What is required:
Give the entries back exactly, dropping each image.

Stored records:
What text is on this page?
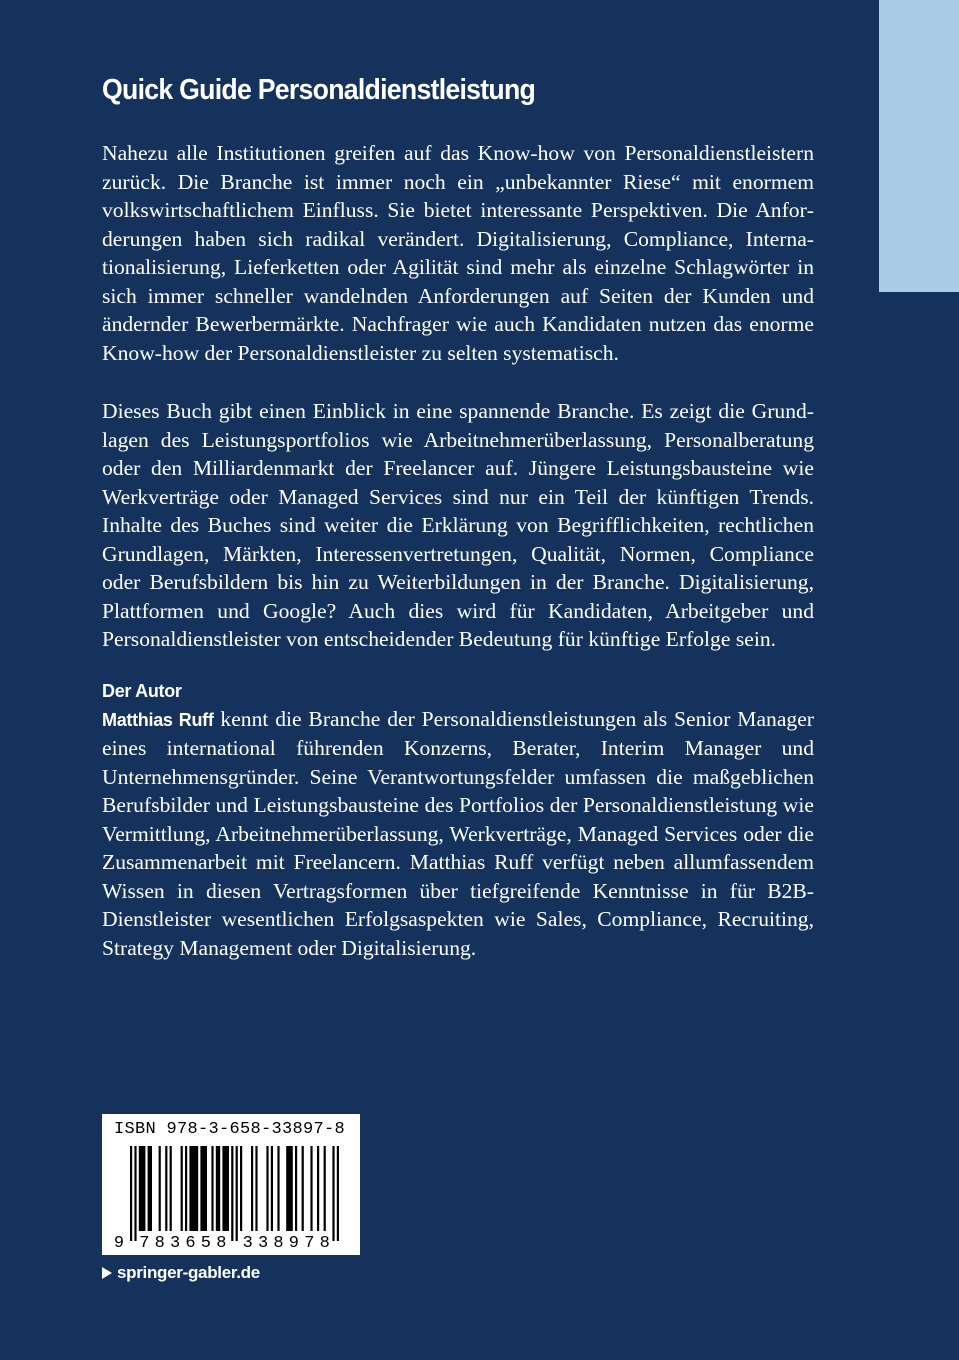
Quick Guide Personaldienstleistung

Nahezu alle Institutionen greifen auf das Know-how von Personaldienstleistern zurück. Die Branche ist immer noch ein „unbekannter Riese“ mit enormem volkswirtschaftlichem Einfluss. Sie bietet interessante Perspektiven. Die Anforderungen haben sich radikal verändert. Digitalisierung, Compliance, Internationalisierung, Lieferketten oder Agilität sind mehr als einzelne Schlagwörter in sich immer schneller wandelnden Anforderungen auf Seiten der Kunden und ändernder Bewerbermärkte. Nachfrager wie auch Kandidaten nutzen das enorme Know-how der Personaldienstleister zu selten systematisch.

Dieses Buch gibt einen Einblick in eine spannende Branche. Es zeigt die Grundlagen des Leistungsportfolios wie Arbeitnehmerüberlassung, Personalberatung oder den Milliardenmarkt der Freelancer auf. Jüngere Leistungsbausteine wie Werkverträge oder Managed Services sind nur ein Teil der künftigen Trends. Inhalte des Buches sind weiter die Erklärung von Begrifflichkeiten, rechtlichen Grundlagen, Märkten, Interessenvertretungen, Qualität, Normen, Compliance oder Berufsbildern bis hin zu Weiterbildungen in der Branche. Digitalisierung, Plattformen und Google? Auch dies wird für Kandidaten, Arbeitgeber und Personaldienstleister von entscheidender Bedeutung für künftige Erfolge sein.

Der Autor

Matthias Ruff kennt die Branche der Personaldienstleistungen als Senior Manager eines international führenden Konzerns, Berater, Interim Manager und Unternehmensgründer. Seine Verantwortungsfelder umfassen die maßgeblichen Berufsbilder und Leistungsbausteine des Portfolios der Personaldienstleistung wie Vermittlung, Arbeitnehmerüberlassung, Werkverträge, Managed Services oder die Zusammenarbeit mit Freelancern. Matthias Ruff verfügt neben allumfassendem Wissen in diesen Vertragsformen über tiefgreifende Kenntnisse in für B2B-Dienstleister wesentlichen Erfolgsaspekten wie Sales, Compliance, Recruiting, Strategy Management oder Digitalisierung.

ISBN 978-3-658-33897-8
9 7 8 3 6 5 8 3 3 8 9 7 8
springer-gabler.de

Task result:
What text is on this page?
Quick Guide Personaldienstleistung

Nahezu alle Institutionen greifen auf das Know-how von Personaldienstleistern zurück. Die Branche ist immer noch ein „unbekannter Riese“ mit enormem volkswirtschaftlichem Einfluss. Sie bietet interessante Perspektiven. Die Anforderungen haben sich radikal verändert. Digitalisierung, Compliance, Internationalisierung, Lieferketten oder Agilität sind mehr als einzelne Schlagwörter in sich immer schneller wandelnden Anforderungen auf Seiten der Kunden und ändernder Bewerbermärkte. Nachfrager wie auch Kandidaten nutzen das enorme Know-how der Personaldienstleister zu selten systematisch.

Dieses Buch gibt einen Einblick in eine spannende Branche. Es zeigt die Grundlagen des Leistungsportfolios wie Arbeitnehmerüberlassung, Personalberatung oder den Milliardenmarkt der Freelancer auf. Jüngere Leistungsbausteine wie Werkverträge oder Managed Services sind nur ein Teil der künftigen Trends. Inhalte des Buches sind weiter die Erklärung von Begrifflichkeiten, rechtlichen Grundlagen, Märkten, Interessenvertretungen, Qualität, Normen, Compliance oder Berufsbildern bis hin zu Weiterbildungen in der Branche. Digitalisierung, Plattformen und Google? Auch dies wird für Kandidaten, Arbeitgeber und Personaldienstleister von entscheidender Bedeutung für künftige Erfolge sein.

Der Autor

Matthias Ruff kennt die Branche der Personaldienstleistungen als Senior Manager eines international führenden Konzerns, Berater, Interim Manager und Unternehmensgründer. Seine Verantwortungsfelder umfassen die maßgeblichen Berufsbilder und Leistungsbausteine des Portfolios der Personaldienstleistung wie Vermittlung, Arbeitnehmerüberlassung, Werkverträge, Managed Services oder die Zusammenarbeit mit Freelancern. Matthias Ruff verfügt neben allumfassendem Wissen in diesen Vertragsformen über tiefgreifende Kenntnisse in für B2B-Dienstleister wesentlichen Erfolgsaspekten wie Sales, Compliance, Recruiting, Strategy Management oder Digitalisierung.

ISBN 978-3-658-33897-8
9 7 8 3 6 5 8 3 3 8 9 7 8
springer-gabler.de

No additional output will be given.